▶ TASK REQUIREMENTS
Output all entries verbatim. Skip pictures.
⁂
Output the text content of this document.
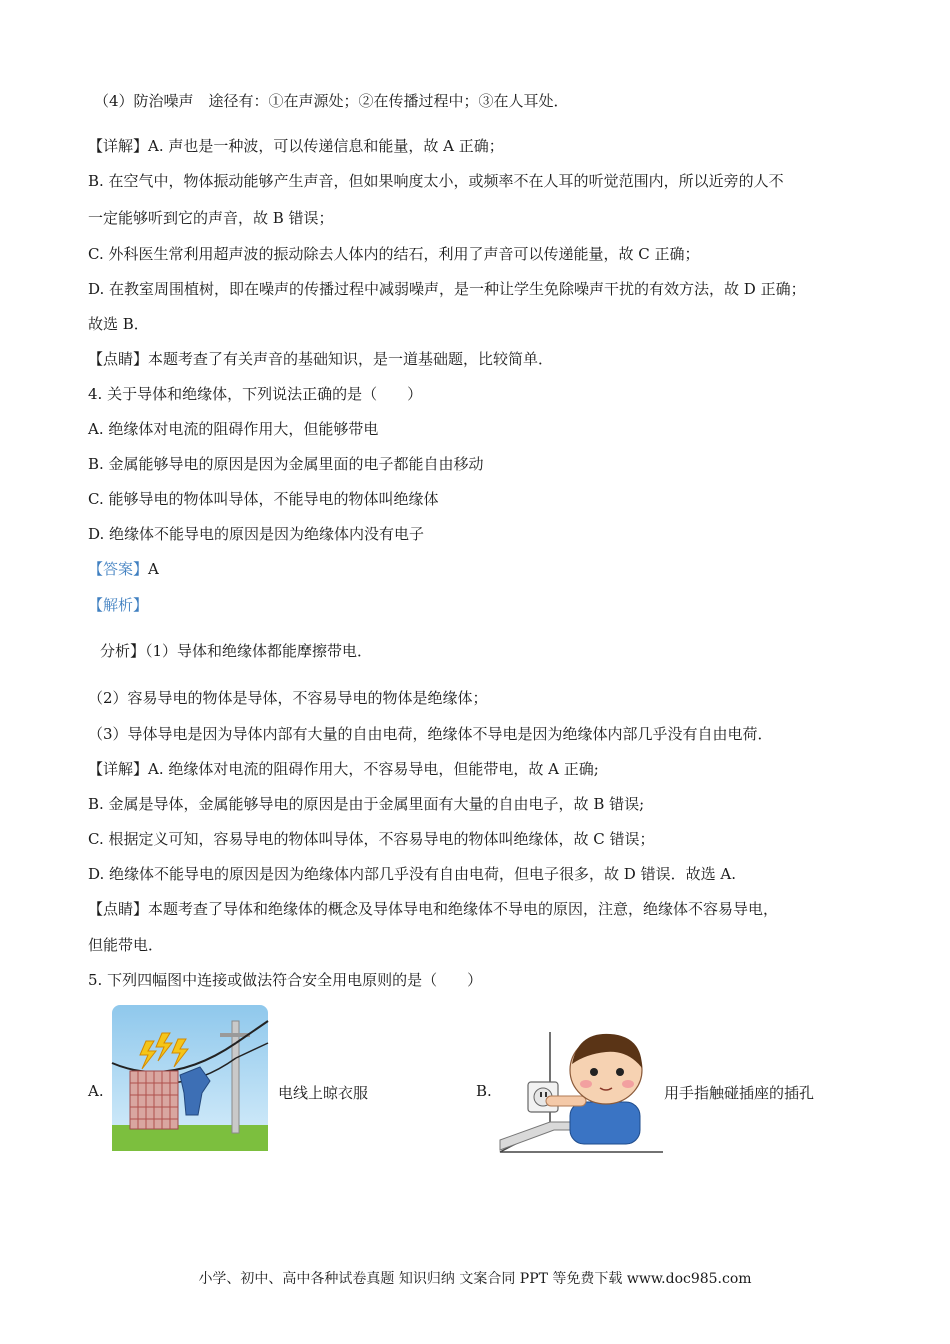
（4）防治噪声　途径有：①在声源处；②在传播过程中；③在人耳处．
【详解】A. 声也是一种波，可以传递信息和能量，故 A 正确；
B. 在空气中，物体振动能够产生声音，但如果响度太小，或频率不在人耳的听觉范围内，所以近旁的人不
一定能够听到它的声音，故 B 错误；
C. 外科医生常利用超声波的振动除去人体内的结石，利用了声音可以传递能量，故 C 正确；
D. 在教室周围植树，即在噪声的传播过程中减弱噪声，是一种让学生免除噪声干扰的有效方法，故 D 正确；
故选 B．
【点睛】本题考查了有关声音的基础知识，是一道基础题，比较简单．
4. 关于导体和绝缘体，下列说法正确的是（　　）
A. 绝缘体对电流的阻碍作用大，但能够带电
B. 金属能够导电的原因是因为金属里面的电子都能自由移动
C. 能够导电的物体叫导体，不能导电的物体叫绝缘体
D. 绝缘体不能导电的原因是因为绝缘体内没有电子
【答案】A
【解析】
分析】（1）导体和绝缘体都能摩擦带电．
（2）容易导电的物体是导体，不容易导电的物体是绝缘体；
（3）导体导电是因为导体内部有大量的自由电荷，绝缘体不导电是因为绝缘体内部几乎没有自由电荷．
【详解】A. 绝缘体对电流的阻碍作用大，不容易导电，但能带电，故 A 正确;
B. 金属是导体，金属能够导电的原因是由于金属里面有大量的自由电子，故 B 错误;
C. 根据定义可知，容易导电的物体叫导体，不容易导电的物体叫绝缘体，故 C 错误；
D. 绝缘体不能导电的原因是因为绝缘体内部几乎没有自由电荷，但电子很多，故 D 错误．故选 A.
【点睛】本题考查了导体和绝缘体的概念及导体导电和绝缘体不导电的原因，注意，绝缘体不容易导电，
但能带电．
5. 下列四幅图中连接或做法符合安全用电原则的是（　　）
A.	电线上晾衣服	B.	用手指触碰插座的插孔
小学、初中、高中各种试卷真题 知识归纳 文案合同 PPT 等免费下载 www.doc985.com
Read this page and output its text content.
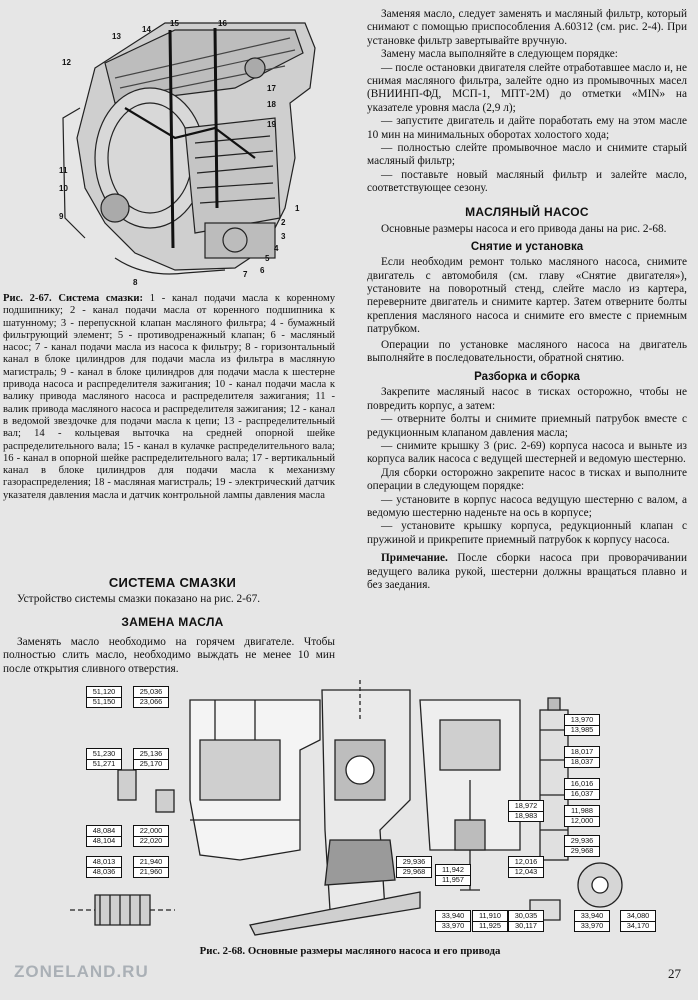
13
14
15	16
12
17
18
19
11
10
9
8
7 6
5
4
3
2
1
Рис. 2-67. Система смазки: 1 - канал подачи масла к коренному подшипнику; 2 - канал подачи масла от коренного подшипника к шатунному; 3 - перепускной клапан масляного фильтра; 4 - бумажный фильтрующий элемент; 5 - противодренажный клапан; 6 - масляный насос; 7 - канал подачи масла из насоса к фильтру; 8 - горизонтальный канал в блоке цилиндров для подачи масла из фильтра в масляную магистраль; 9 - канал в блоке цилиндров для подачи масла к шестерне привода насоса и распределителя зажигания; 10 - канал подачи масла к валику привода масляного насоса и распределителя зажигания; 11 - валик привода масляного насоса и распределителя зажигания; 12 - канал в ведомой звездочке для подачи масла к цепи; 13 - распределительный вал; 14 - кольцевая выточка на средней опорной шейке распределительного вала; 15 - канал в кулачке распределительного вала; 16 - канал в опорной шейке распределительного вала; 17 - вертикальный канал в блоке цилиндров для подачи масла к механизму газораспределения; 18 - масляная магистраль; 19 - электрический датчик указателя давления масла и датчик контрольной лампы давления масла
СИСТЕМА СМАЗКИ

Устройство системы смазки показано на рис. 2-67.

ЗАМЕНА МАСЛА

Заменять масло необходимо на горячем двигателе. Чтобы полностью слить масло, необходимо выждать не менее 10 мин после открытия сливного отверстия.

Заменяя масло, следует заменять и масляный фильтр, который снимают с помощью приспособления А.60312 (см. рис. 2-4). При установке фильтр завертывайте вручную.

Замену масла выполняйте в следующем порядке:

— после остановки двигателя слейте отработавшее масло и, не снимая масляного фильтра, залейте одно из промывочных масел (ВНИИНП-ФД, МСП-1, МПТ-2М) до отметки «MIN» на указателе уровня масла (2,9 л);

— запустите двигатель и дайте поработать ему на этом масле 10 мин на минимальных оборотах холостого хода;

— полностью слейте промывочное масло и снимите старый масляный фильтр;

— поставьте новый масляный фильтр и залейте масло, соответствующее сезону.

МАСЛЯНЫЙ НАСОС

Основные размеры насоса и его привода даны на рис. 2-68.

Снятие и установка

Если необходим ремонт только масляного насоса, снимите двигатель с автомобиля (см. главу «Снятие двигателя»), установите на поворотный стенд, слейте масло из картера, переверните двигатель и снимите картер. Затем отверните болты крепления масляного насоса и снимите его вместе с приемным патрубком.

Операции по установке масляного насоса на двигатель выполняйте в последовательности, обратной снятию.

Разборка и сборка

Закрепите масляный насос в тисках осторожно, чтобы не повредить корпус, а затем:

— отверните болты и снимите приемный патрубок вместе с редукционным клапаном давления масла;

— снимите крышку 3 (рис. 2-69) корпуса насоса и выньте из корпуса валик насоса с ведущей шестерней и ведомую шестерню.

Для сборки осторожно закрепите насос в тисках и выполните операции в следующем порядке:

— установите в корпус насоса ведущую шестерню с валом, а ведомую шестерню наденьте на ось в корпусе;

— установите крышку корпуса, редукционный клапан с пружиной и прикрепите приемный патрубок к корпусу насоса.

Примечание. После сборки насоса при проворачивании ведущего валика рукой, шестерни должны вращаться плавно и без заедания.

51,120
51,150
25,036
23,066
51,230
51,271
25,136
25,170
48,084
48,104
22,000
22,020
48,013
48,036
21,940
21,960
13,970
13,985
18,017
18,037
16,016
16,037
11,988
12,000
29,936
29,968
18,972
18,983
29,936
29,968	11,942
11,957
12,016
12,043
33,940
33,970
11,910
11,925
30,035
30,117
33,940
33,970
34,080
34,170
Рис. 2-68. Основные размеры масляного насоса и его привода
ZONELAND.RU	27
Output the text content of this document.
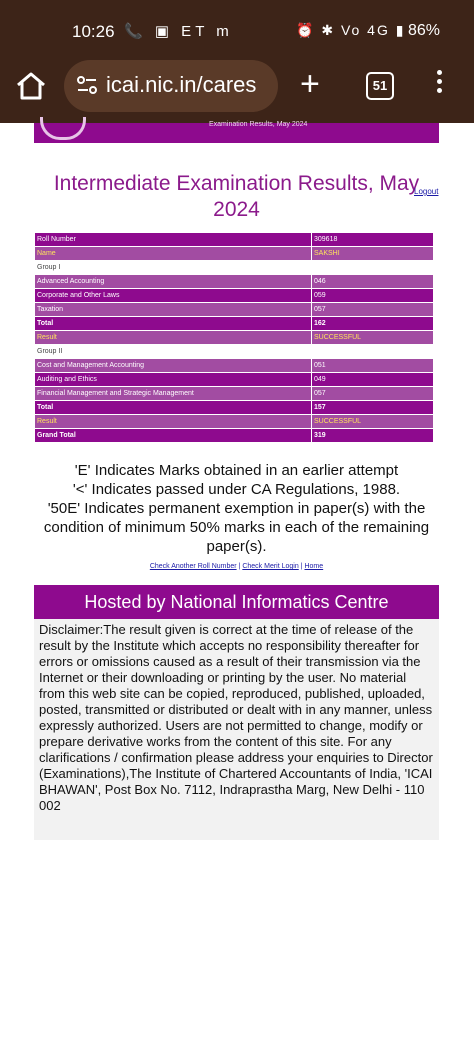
10:26 📞 ▣ ET m	⏰ ✱ Vo 4G ▮ 86%
icai.nic.in/cares +	51
Examination Results, May 2024
Intermediate Examination Results, May
2024
Logout
Roll Number	309618
Name	SAKSHI
Group I	
Advanced Accounting	046
Corporate and Other Laws	059
Taxation	057
Total	162
Result	SUCCESSFUL
Group II	
Cost and Management Accounting	051
Auditing and Ethics	049
Financial Management and Strategic Management	057
Total	157
Result	SUCCESSFUL
Grand Total	319
'E' Indicates Marks obtained in an earlier attempt
'<' Indicates passed under CA Regulations, 1988.
'50E' Indicates permanent exemption in paper(s) with the condition of minimum 50% marks in each of the remaining paper(s).
Check Another Roll Number | Check Merit Login | Home
Hosted by National Informatics Centre
Disclaimer:The result given is correct at the time of release of the result by the Institute which accepts no responsibility thereafter for errors or omissions caused as a result of their transmission via the Internet or their downloading or printing by the user. No material from this web site can be copied, reproduced, published, uploaded, posted, transmitted or distributed or dealt with in any manner, unless expressly authorized. Users are not permitted to change, modify or prepare derivative works from the content of this site. For any clarifications / confirmation please address your enquiries to Director (Examinations),The Institute of Chartered Accountants of India, 'ICAI BHAWAN', Post Box No. 7112, Indraprastha Marg, New Delhi - 110 002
⁂
▶ RESULT
Output the text content of this document.
（4）防治噪声　途径有：①在声源处；②在传播过程中；③在人耳处．
【详解】A. 声也是一种波，可以传递信息和能量，故 A 正确；
B. 在空气中，物体振动能够产生声音，但如果响度太小，或频率不在人耳的听觉范围内，所以近旁的人不
一定能够听到它的声音，故 B 错误；
C. 外科医生常利用超声波的振动除去人体内的结石，利用了声音可以传递能量，故 C 正确；
D. 在教室周围植树，即在噪声的传播过程中减弱噪声，是一种让学生免除噪声干扰的有效方法，故 D 正确；
故选 B．
【点睛】本题考查了有关声音的基础知识，是一道基础题，比较简单．
4. 关于导体和绝缘体，下列说法正确的是（　　）
A. 绝缘体对电流的阻碍作用大，但能够带电
B. 金属能够导电的原因是因为金属里面的电子都能自由移动
C. 能够导电的物体叫导体，不能导电的物体叫绝缘体
D. 绝缘体不能导电的原因是因为绝缘体内没有电子
【答案】A
【解析】
分析】（1）导体和绝缘体都能摩擦带电．
（2）容易导电的物体是导体，不容易导电的物体是绝缘体；
（3）导体导电是因为导体内部有大量的自由电荷，绝缘体不导电是因为绝缘体内部几乎没有自由电荷．
【详解】A. 绝缘体对电流的阻碍作用大，不容易导电，但能带电，故 A 正确;
B. 金属是导体，金属能够导电的原因是由于金属里面有大量的自由电子，故 B 错误;
C. 根据定义可知，容易导电的物体叫导体，不容易导电的物体叫绝缘体，故 C 错误；
D. 绝缘体不能导电的原因是因为绝缘体内部几乎没有自由电荷，但电子很多，故 D 错误．故选 A.
【点睛】本题考查了导体和绝缘体的概念及导体导电和绝缘体不导电的原因，注意，绝缘体不容易导电，
但能带电．
5. 下列四幅图中连接或做法符合安全用电原则的是（　　）
A.	电线上晾衣服	B.	用手指触碰插座的插孔
小学、初中、高中各种试卷真题 知识归纳 文案合同 PPT 等免费下载 www.doc985.com
Read this page and output its text content.
13
14
15	16
12
17
18
19
11
10
9
8
7 6
5
4
3
2
1
Рис. 2-67. Система смазки: 1 - канал подачи масла к коренному подшипнику; 2 - канал подачи масла от коренного подшипника к шатунному; 3 - перепускной клапан масляного фильтра; 4 - бумажный фильтрующий элемент; 5 - противодренажный клапан; 6 - масляный насос; 7 - канал подачи масла из насоса к фильтру; 8 - горизонтальный канал в блоке цилиндров для подачи масла из фильтра в масляную магистраль; 9 - канал в блоке цилиндров для подачи масла к шестерне привода насоса и распределителя зажигания; 10 - канал подачи масла к валику привода масляного насоса и распределителя зажигания; 11 - валик привода масляного насоса и распределителя зажигания; 12 - канал в ведомой звездочке для подачи масла к цепи; 13 - распределительный вал; 14 - кольцевая выточка на средней опорной шейке распределительного вала; 15 - канал в кулачке распределительного вала; 16 - канал в опорной шейке распределительного вала; 17 - вертикальный канал в блоке цилиндров для подачи масла к механизму газораспределения; 18 - масляная магистраль; 19 - электрический датчик указателя давления масла и датчик контрольной лампы давления масла
СИСТЕМА СМАЗКИ

Устройство системы смазки показано на рис. 2-67.

ЗАМЕНА МАСЛА

Заменять масло необходимо на горячем двигателе. Чтобы полностью слить масло, необходимо выждать не менее 10 мин после открытия сливного отверстия.

Заменяя масло, следует заменять и масляный фильтр, который снимают с помощью приспособления А.60312 (см. рис. 2-4). При установке фильтр завертывайте вручную.

Замену масла выполняйте в следующем порядке:

— после остановки двигателя слейте отработавшее масло и, не снимая масляного фильтра, залейте одно из промывочных масел (ВНИИНП-ФД, МСП-1, МПТ-2М) до отметки «MIN» на указателе уровня масла (2,9 л);

— запустите двигатель и дайте поработать ему на этом масле 10 мин на минимальных оборотах холостого хода;

— полностью слейте промывочное масло и снимите старый масляный фильтр;

— поставьте новый масляный фильтр и залейте масло, соответствующее сезону.

МАСЛЯНЫЙ НАСОС

Основные размеры насоса и его привода даны на рис. 2-68.

Снятие и установка

Если необходим ремонт только масляного насоса, снимите двигатель с автомобиля (см. главу «Снятие двигателя»), установите на поворотный стенд, слейте масло из картера, переверните двигатель и снимите картер. Затем отверните болты крепления масляного насоса и снимите его вместе с приемным патрубком.

Операции по установке масляного насоса на двигатель выполняйте в последовательности, обратной снятию.

Разборка и сборка

Закрепите масляный насос в тисках осторожно, чтобы не повредить корпус, а затем:

— отверните болты и снимите приемный патрубок вместе с редукционным клапаном давления масла;

— снимите крышку 3 (рис. 2-69) корпуса насоса и выньте из корпуса валик насоса с ведущей шестерней и ведомую шестерню.

Для сборки осторожно закрепите насос в тисках и выполните операции в следующем порядке:

— установите в корпус насоса ведущую шестерню с валом, а ведомую шестерню наденьте на ось в корпусе;

— установите крышку корпуса, редукционный клапан с пружиной и прикрепите приемный патрубок к корпусу насоса.

Примечание. После сборки насоса при проворачивании ведущего валика рукой, шестерни должны вращаться плавно и без заедания.

51,120
51,150
25,036
23,066
51,230
51,271
25,136
25,170
48,084
48,104
22,000
22,020
48,013
48,036
21,940
21,960
13,970
13,985
18,017
18,037
16,016
16,037
11,988
12,000
29,936
29,968
18,972
18,983
29,936
29,968	11,942
11,957
12,016
12,043
33,940
33,970
11,910
11,925
30,035
30,117
33,940
33,970
34,080
34,170
Рис. 2-68. Основные размеры масляного насоса и его привода
ZONELAND.RU	27
Output the text content of this document.
10:26 📞 ▣ ET m	⏰ ✱ Vo 4G ▮ 86%
icai.nic.in/cares +	51
Examination Results, May 2024
Intermediate Examination Results, May
2024
Logout
Roll Number	309618
Name	SAKSHI
Group I	
Advanced Accounting	046
Corporate and Other Laws	059
Taxation	057
Total	162
Result	SUCCESSFUL
Group II	
Cost and Management Accounting	051
Auditing and Ethics	049
Financial Management and Strategic Management	057
Total	157
Result	SUCCESSFUL
Grand Total	319
'E' Indicates Marks obtained in an earlier attempt
'<' Indicates passed under CA Regulations, 1988.
'50E' Indicates permanent exemption in paper(s) with the condition of minimum 50% marks in each of the remaining paper(s).
Check Another Roll Number | Check Merit Login | Home
Hosted by National Informatics Centre
Disclaimer:The result given is correct at the time of release of the result by the Institute which accepts no responsibility thereafter for errors or omissions caused as a result of their transmission via the Internet or their downloading or printing by the user. No material from this web site can be copied, reproduced, published, uploaded, posted, transmitted or distributed or dealt with in any manner, unless expressly authorized. Users are not permitted to change, modify or prepare derivative works from the content of this site. For any clarifications / confirmation please address your enquiries to Director (Examinations),The Institute of Chartered Accountants of India, 'ICAI BHAWAN', Post Box No. 7112, Indraprastha Marg, New Delhi - 110 002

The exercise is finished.